Exercise inputs.
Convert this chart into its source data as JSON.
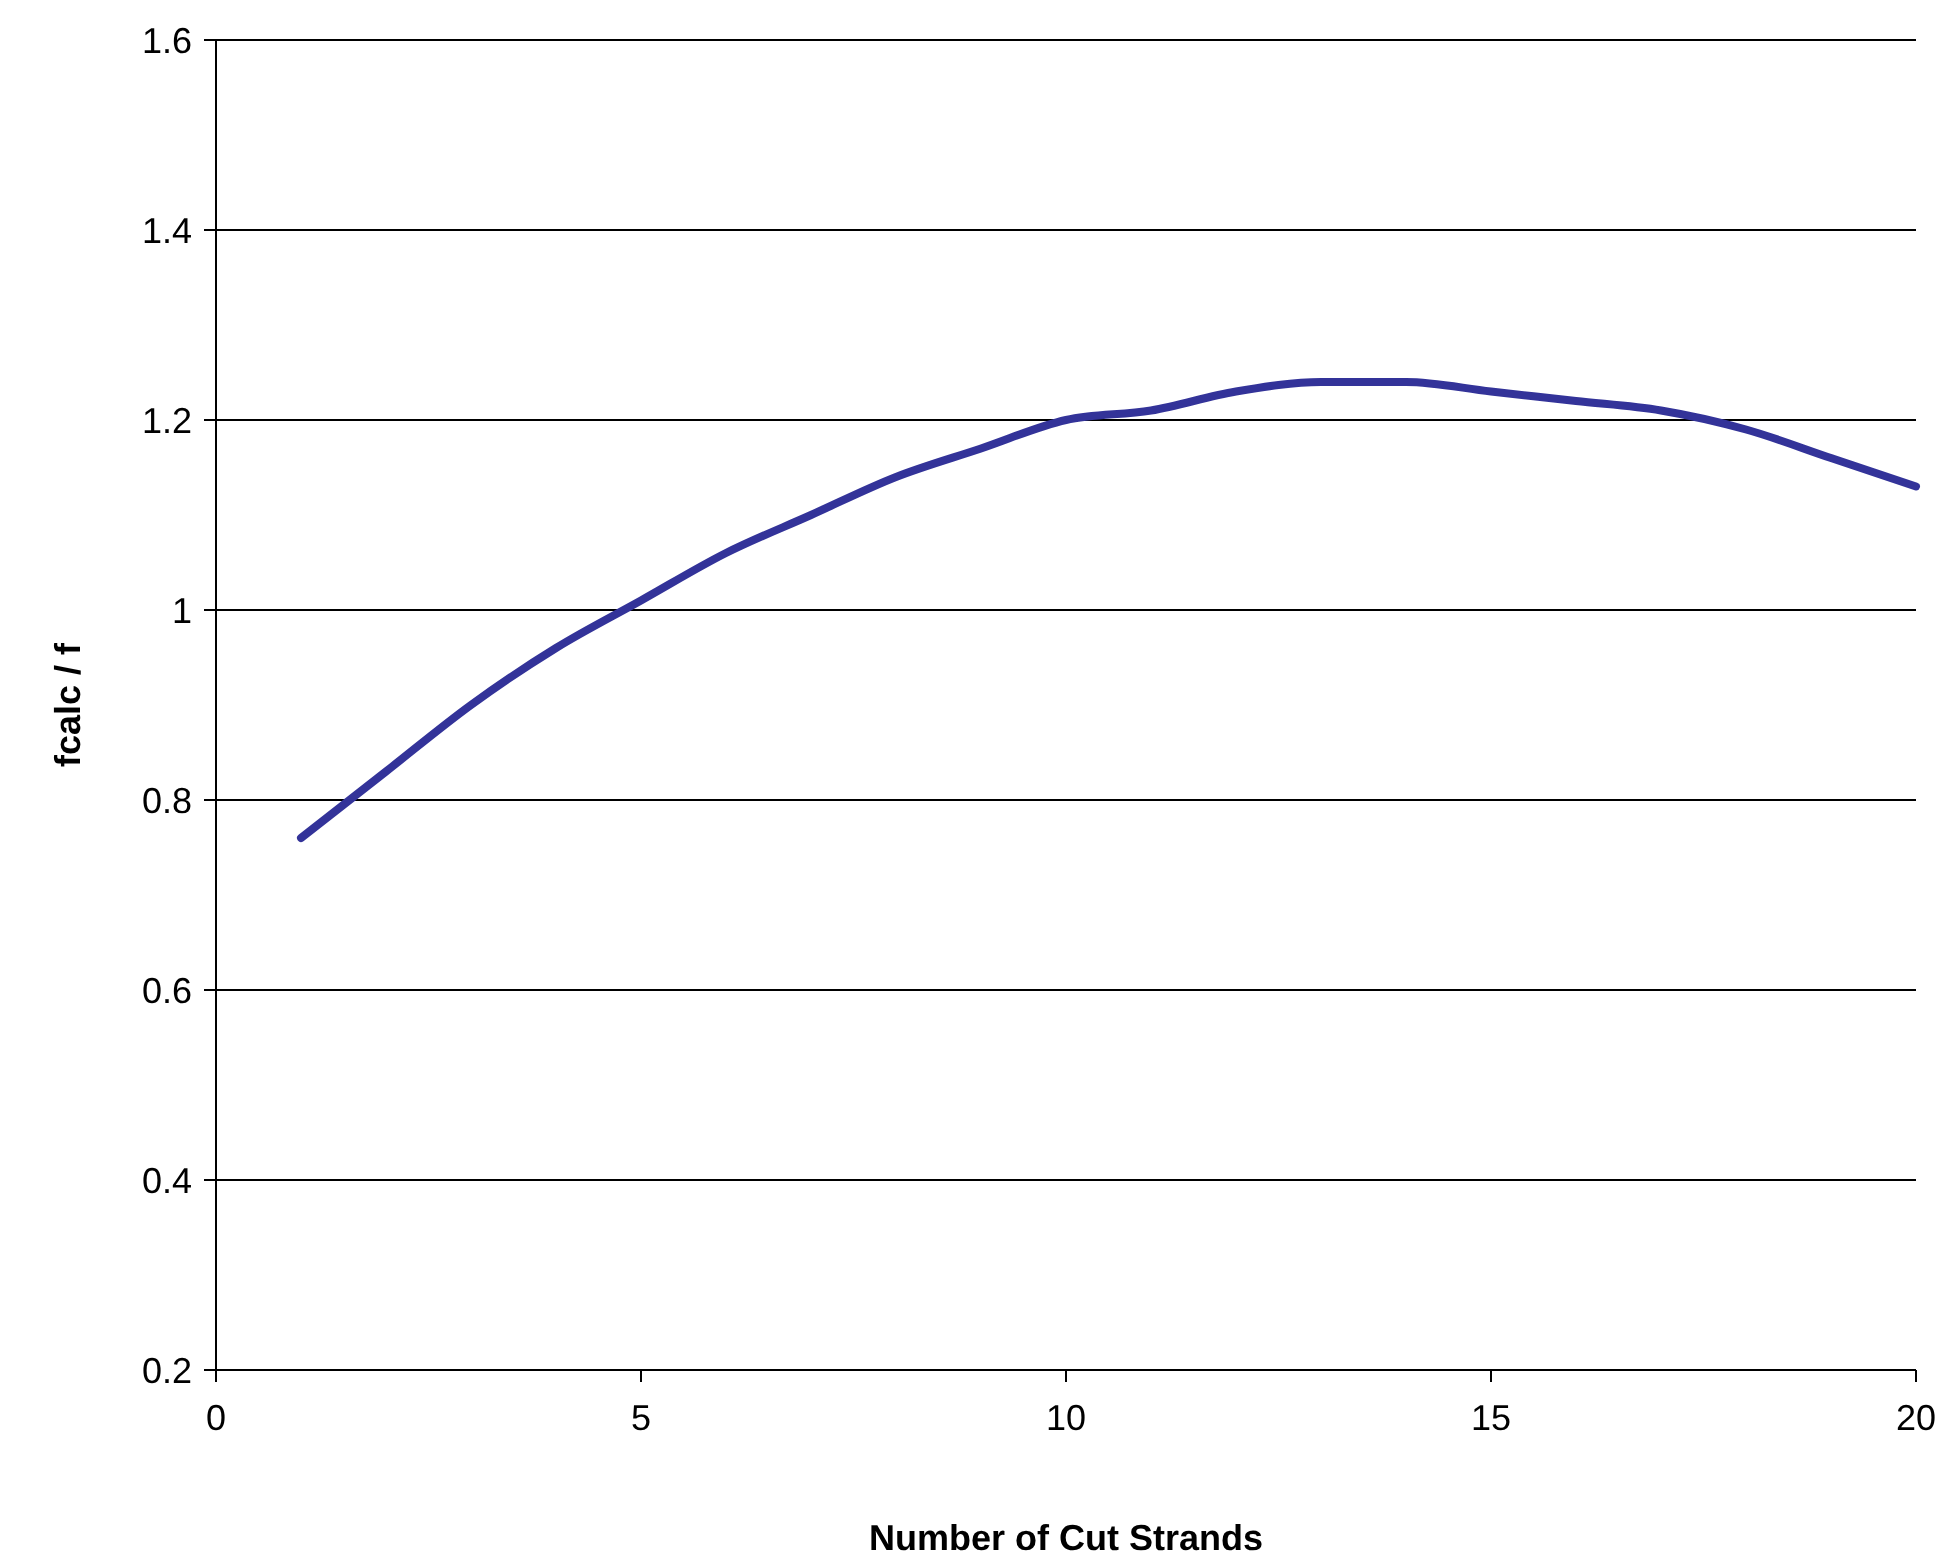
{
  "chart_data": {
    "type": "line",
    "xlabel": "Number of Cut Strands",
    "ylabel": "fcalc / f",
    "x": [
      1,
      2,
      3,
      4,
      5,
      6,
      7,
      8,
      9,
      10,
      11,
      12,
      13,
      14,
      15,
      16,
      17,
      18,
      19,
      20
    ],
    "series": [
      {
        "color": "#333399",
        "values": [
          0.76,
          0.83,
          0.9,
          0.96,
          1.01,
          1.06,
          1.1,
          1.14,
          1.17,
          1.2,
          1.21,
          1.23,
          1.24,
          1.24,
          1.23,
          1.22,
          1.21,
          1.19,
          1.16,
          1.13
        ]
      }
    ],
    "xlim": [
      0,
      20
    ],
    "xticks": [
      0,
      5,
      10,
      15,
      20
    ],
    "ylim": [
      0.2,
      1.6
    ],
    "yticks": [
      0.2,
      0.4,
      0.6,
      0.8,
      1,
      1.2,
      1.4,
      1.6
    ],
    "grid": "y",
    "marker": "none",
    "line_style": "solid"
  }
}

Task to complete. Output all of the entries verbatim, leaving out any images.

Reply.
Convert this chart into its source data as JSON.
{
  "chart_data": {
    "type": "line",
    "xlabel": "Number of Cut Strands",
    "ylabel": "fcalc / f",
    "x": [
      1,
      2,
      3,
      4,
      5,
      6,
      7,
      8,
      9,
      10,
      11,
      12,
      13,
      14,
      15,
      16,
      17,
      18,
      19,
      20
    ],
    "series": [
      {
        "color": "#333399",
        "values": [
          0.76,
          0.83,
          0.9,
          0.96,
          1.01,
          1.06,
          1.1,
          1.14,
          1.17,
          1.2,
          1.21,
          1.23,
          1.24,
          1.24,
          1.23,
          1.22,
          1.21,
          1.19,
          1.16,
          1.13
        ]
      }
    ],
    "xlim": [
      0,
      20
    ],
    "xticks": [
      0,
      5,
      10,
      15,
      20
    ],
    "ylim": [
      0.2,
      1.6
    ],
    "yticks": [
      0.2,
      0.4,
      0.6,
      0.8,
      1,
      1.2,
      1.4,
      1.6
    ],
    "grid": "y",
    "marker": "none",
    "line_style": "solid"
  }
}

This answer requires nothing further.